== The problem ==
Copy the data precisely, keeping every character.

________________________

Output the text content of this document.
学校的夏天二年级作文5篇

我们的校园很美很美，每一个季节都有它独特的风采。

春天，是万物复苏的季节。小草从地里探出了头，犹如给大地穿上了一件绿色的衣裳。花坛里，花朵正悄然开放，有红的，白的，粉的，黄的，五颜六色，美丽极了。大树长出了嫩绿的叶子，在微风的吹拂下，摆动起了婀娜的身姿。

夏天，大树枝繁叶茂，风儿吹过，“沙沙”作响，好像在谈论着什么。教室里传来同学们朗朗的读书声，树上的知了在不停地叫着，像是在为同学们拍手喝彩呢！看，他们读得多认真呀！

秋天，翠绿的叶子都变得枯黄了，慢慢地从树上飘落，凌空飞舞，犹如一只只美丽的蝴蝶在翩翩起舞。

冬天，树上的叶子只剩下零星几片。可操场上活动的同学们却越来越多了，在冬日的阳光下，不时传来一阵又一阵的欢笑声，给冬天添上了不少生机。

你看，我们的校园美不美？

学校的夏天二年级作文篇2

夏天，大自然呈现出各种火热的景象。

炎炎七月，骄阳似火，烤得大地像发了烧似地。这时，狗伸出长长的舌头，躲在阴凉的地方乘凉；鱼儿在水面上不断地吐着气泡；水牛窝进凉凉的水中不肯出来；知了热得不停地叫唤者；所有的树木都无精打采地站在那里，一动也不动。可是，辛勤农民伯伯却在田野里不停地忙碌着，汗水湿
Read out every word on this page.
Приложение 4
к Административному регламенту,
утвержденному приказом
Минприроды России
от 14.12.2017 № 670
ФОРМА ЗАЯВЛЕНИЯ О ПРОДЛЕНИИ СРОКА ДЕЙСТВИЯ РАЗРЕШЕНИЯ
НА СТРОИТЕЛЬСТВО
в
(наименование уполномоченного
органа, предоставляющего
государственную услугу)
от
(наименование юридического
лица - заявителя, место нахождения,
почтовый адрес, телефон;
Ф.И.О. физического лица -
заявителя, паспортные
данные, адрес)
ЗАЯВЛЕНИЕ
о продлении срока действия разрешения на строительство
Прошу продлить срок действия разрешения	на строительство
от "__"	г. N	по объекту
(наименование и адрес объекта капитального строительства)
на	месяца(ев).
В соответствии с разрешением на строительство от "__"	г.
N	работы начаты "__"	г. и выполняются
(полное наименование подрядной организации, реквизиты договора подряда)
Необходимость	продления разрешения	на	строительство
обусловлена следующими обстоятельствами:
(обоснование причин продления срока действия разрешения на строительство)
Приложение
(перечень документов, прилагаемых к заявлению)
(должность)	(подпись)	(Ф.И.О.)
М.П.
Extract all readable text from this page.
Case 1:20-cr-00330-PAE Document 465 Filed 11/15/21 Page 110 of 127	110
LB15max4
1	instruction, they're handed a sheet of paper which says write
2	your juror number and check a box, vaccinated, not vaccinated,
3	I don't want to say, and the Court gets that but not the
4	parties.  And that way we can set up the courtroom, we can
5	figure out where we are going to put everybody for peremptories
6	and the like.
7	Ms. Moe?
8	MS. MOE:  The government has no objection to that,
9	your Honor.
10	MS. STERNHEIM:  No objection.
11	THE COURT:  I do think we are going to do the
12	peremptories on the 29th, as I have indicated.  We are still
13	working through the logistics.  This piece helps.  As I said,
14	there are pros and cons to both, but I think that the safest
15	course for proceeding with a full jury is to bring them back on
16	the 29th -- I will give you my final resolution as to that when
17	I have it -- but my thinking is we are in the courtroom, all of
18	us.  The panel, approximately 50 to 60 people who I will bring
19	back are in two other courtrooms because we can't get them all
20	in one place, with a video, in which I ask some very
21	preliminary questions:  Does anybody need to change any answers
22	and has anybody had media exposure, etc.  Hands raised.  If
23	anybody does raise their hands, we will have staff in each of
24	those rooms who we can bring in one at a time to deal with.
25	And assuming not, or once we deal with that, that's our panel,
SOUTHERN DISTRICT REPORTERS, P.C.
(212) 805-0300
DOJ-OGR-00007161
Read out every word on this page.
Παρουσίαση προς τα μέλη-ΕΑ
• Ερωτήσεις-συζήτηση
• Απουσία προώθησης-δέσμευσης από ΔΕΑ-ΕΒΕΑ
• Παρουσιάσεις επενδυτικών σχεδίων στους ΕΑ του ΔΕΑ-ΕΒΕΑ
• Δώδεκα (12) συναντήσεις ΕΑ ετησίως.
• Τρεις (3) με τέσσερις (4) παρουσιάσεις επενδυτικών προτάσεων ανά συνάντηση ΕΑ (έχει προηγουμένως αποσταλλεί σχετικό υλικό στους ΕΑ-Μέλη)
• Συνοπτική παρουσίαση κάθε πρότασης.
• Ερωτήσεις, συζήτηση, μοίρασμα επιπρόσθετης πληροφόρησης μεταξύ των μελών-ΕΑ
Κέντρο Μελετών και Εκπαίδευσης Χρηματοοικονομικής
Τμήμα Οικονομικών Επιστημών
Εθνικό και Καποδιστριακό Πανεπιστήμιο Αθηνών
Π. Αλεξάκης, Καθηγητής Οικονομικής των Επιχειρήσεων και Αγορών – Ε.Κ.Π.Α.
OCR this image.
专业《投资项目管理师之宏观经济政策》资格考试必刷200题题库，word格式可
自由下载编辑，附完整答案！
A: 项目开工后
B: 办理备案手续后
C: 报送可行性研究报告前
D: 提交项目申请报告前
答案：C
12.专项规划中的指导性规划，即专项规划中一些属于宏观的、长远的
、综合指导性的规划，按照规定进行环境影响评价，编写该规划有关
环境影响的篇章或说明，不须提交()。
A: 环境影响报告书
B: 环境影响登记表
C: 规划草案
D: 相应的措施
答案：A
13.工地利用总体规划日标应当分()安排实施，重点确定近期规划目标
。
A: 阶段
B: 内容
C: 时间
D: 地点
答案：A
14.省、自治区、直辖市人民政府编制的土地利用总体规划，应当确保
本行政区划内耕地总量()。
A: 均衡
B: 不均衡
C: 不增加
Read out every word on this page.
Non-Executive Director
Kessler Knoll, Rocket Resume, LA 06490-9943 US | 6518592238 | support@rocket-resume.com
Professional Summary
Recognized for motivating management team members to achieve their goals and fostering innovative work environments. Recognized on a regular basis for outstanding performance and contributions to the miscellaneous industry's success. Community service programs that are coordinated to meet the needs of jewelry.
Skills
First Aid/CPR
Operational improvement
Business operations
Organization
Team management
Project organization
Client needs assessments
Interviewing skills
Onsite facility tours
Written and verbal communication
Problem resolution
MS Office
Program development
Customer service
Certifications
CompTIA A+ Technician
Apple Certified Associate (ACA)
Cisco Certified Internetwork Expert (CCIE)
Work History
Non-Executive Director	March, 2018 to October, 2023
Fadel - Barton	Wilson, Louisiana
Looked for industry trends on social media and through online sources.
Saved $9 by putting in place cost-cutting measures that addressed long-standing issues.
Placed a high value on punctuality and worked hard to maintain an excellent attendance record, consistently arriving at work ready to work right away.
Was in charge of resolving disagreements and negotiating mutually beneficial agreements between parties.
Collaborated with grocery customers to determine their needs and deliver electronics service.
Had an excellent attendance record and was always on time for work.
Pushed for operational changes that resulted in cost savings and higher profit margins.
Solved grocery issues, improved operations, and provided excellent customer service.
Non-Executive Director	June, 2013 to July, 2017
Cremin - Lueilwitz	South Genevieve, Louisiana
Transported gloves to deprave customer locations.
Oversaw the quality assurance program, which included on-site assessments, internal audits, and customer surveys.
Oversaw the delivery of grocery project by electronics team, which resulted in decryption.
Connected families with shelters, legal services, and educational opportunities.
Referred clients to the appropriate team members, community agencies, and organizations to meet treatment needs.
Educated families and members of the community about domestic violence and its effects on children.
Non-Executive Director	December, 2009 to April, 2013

________________________

== Exercise output ==
Output the text content of this document.
学校的夏天二年级作文5篇

我们的校园很美很美，每一个季节都有它独特的风采。

春天，是万物复苏的季节。小草从地里探出了头，犹如给大地穿上了一件绿色的衣裳。花坛里，花朵正悄然开放，有红的，白的，粉的，黄的，五颜六色，美丽极了。大树长出了嫩绿的叶子，在微风的吹拂下，摆动起了婀娜的身姿。

夏天，大树枝繁叶茂，风儿吹过，“沙沙”作响，好像在谈论着什么。教室里传来同学们朗朗的读书声，树上的知了在不停地叫着，像是在为同学们拍手喝彩呢！看，他们读得多认真呀！

秋天，翠绿的叶子都变得枯黄了，慢慢地从树上飘落，凌空飞舞，犹如一只只美丽的蝴蝶在翩翩起舞。

冬天，树上的叶子只剩下零星几片。可操场上活动的同学们却越来越多了，在冬日的阳光下，不时传来一阵又一阵的欢笑声，给冬天添上了不少生机。

你看，我们的校园美不美？

学校的夏天二年级作文篇2

夏天，大自然呈现出各种火热的景象。

炎炎七月，骄阳似火，烤得大地像发了烧似地。这时，狗伸出长长的舌头，躲在阴凉的地方乘凉；鱼儿在水面上不断地吐着气泡；水牛窝进凉凉的水中不肯出来；知了热得不停地叫唤者；所有的树木都无精打采地站在那里，一动也不动。可是，辛勤农民伯伯却在田野里不停地忙碌着，汗水湿
Read out every word on this page.
Приложение 4
к Административному регламенту,
утвержденному приказом
Минприроды России
от 14.12.2017 № 670
ФОРМА ЗАЯВЛЕНИЯ О ПРОДЛЕНИИ СРОКА ДЕЙСТВИЯ РАЗРЕШЕНИЯ
НА СТРОИТЕЛЬСТВО
в
(наименование уполномоченного
органа, предоставляющего
государственную услугу)
от
(наименование юридического
лица - заявителя, место нахождения,
почтовый адрес, телефон;
Ф.И.О. физического лица -
заявителя, паспортные
данные, адрес)
ЗАЯВЛЕНИЕ
о продлении срока действия разрешения на строительство
Прошу продлить срок действия разрешения	на строительство
от "__"	г. N	по объекту
(наименование и адрес объекта капитального строительства)
на	месяца(ев).
В соответствии с разрешением на строительство от "__"	г.
N	работы начаты "__"	г. и выполняются
(полное наименование подрядной организации, реквизиты договора подряда)
Необходимость	продления разрешения	на	строительство
обусловлена следующими обстоятельствами:
(обоснование причин продления срока действия разрешения на строительство)
Приложение
(перечень документов, прилагаемых к заявлению)
(должность)	(подпись)	(Ф.И.О.)
М.П.
Extract all readable text from this page.
Case 1:20-cr-00330-PAE Document 465 Filed 11/15/21 Page 110 of 127	110
LB15max4
1	instruction, they're handed a sheet of paper which says write
2	your juror number and check a box, vaccinated, not vaccinated,
3	I don't want to say, and the Court gets that but not the
4	parties.  And that way we can set up the courtroom, we can
5	figure out where we are going to put everybody for peremptories
6	and the like.
7	Ms. Moe?
8	MS. MOE:  The government has no objection to that,
9	your Honor.
10	MS. STERNHEIM:  No objection.
11	THE COURT:  I do think we are going to do the
12	peremptories on the 29th, as I have indicated.  We are still
13	working through the logistics.  This piece helps.  As I said,
14	there are pros and cons to both, but I think that the safest
15	course for proceeding with a full jury is to bring them back on
16	the 29th -- I will give you my final resolution as to that when
17	I have it -- but my thinking is we are in the courtroom, all of
18	us.  The panel, approximately 50 to 60 people who I will bring
19	back are in two other courtrooms because we can't get them all
20	in one place, with a video, in which I ask some very
21	preliminary questions:  Does anybody need to change any answers
22	and has anybody had media exposure, etc.  Hands raised.  If
23	anybody does raise their hands, we will have staff in each of
24	those rooms who we can bring in one at a time to deal with.
25	And assuming not, or once we deal with that, that's our panel,
SOUTHERN DISTRICT REPORTERS, P.C.
(212) 805-0300
DOJ-OGR-00007161
Read out every word on this page.
Παρουσίαση προς τα μέλη-ΕΑ
• Ερωτήσεις-συζήτηση
• Απουσία προώθησης-δέσμευσης από ΔΕΑ-ΕΒΕΑ
• Παρουσιάσεις επενδυτικών σχεδίων στους ΕΑ του ΔΕΑ-ΕΒΕΑ
• Δώδεκα (12) συναντήσεις ΕΑ ετησίως.
• Τρεις (3) με τέσσερις (4) παρουσιάσεις επενδυτικών προτάσεων ανά συνάντηση ΕΑ (έχει προηγουμένως αποσταλλεί σχετικό υλικό στους ΕΑ-Μέλη)
• Συνοπτική παρουσίαση κάθε πρότασης.
• Ερωτήσεις, συζήτηση, μοίρασμα επιπρόσθετης πληροφόρησης μεταξύ των μελών-ΕΑ
Κέντρο Μελετών και Εκπαίδευσης Χρηματοοικονομικής
Τμήμα Οικονομικών Επιστημών
Εθνικό και Καποδιστριακό Πανεπιστήμιο Αθηνών
Π. Αλεξάκης, Καθηγητής Οικονομικής των Επιχειρήσεων και Αγορών – Ε.Κ.Π.Α.
OCR this image.
专业《投资项目管理师之宏观经济政策》资格考试必刷200题题库，word格式可
自由下载编辑，附完整答案！
A: 项目开工后
B: 办理备案手续后
C: 报送可行性研究报告前
D: 提交项目申请报告前
答案：C
12.专项规划中的指导性规划，即专项规划中一些属于宏观的、长远的
、综合指导性的规划，按照规定进行环境影响评价，编写该规划有关
环境影响的篇章或说明，不须提交()。
A: 环境影响报告书
B: 环境影响登记表
C: 规划草案
D: 相应的措施
答案：A
13.工地利用总体规划日标应当分()安排实施，重点确定近期规划目标
。
A: 阶段
B: 内容
C: 时间
D: 地点
答案：A
14.省、自治区、直辖市人民政府编制的土地利用总体规划，应当确保
本行政区划内耕地总量()。
A: 均衡
B: 不均衡
C: 不增加
Read out every word on this page.
Non-Executive Director
Kessler Knoll, Rocket Resume, LA 06490-9943 US | 6518592238 | support@rocket-resume.com
Professional Summary
Recognized for motivating management team members to achieve their goals and fostering innovative work environments. Recognized on a regular basis for outstanding performance and contributions to the miscellaneous industry's success. Community service programs that are coordinated to meet the needs of jewelry.
Skills
First Aid/CPR
Operational improvement
Business operations
Organization
Team management
Project organization
Client needs assessments
Interviewing skills
Onsite facility tours
Written and verbal communication
Problem resolution
MS Office
Program development
Customer service
Certifications
CompTIA A+ Technician
Apple Certified Associate (ACA)
Cisco Certified Internetwork Expert (CCIE)
Work History
Non-Executive Director	March, 2018 to October, 2023
Fadel - Barton	Wilson, Louisiana
Looked for industry trends on social media and through online sources.
Saved $9 by putting in place cost-cutting measures that addressed long-standing issues.
Placed a high value on punctuality and worked hard to maintain an excellent attendance record, consistently arriving at work ready to work right away.
Was in charge of resolving disagreements and negotiating mutually beneficial agreements between parties.
Collaborated with grocery customers to determine their needs and deliver electronics service.
Had an excellent attendance record and was always on time for work.
Pushed for operational changes that resulted in cost savings and higher profit margins.
Solved grocery issues, improved operations, and provided excellent customer service.
Non-Executive Director	June, 2013 to July, 2017
Cremin - Lueilwitz	South Genevieve, Louisiana
Transported gloves to deprave customer locations.
Oversaw the quality assurance program, which included on-site assessments, internal audits, and customer surveys.
Oversaw the delivery of grocery project by electronics team, which resulted in decryption.
Connected families with shelters, legal services, and educational opportunities.
Referred clients to the appropriate team members, community agencies, and organizations to meet treatment needs.
Educated families and members of the community about domestic violence and its effects on children.
Non-Executive Director	December, 2009 to April, 2013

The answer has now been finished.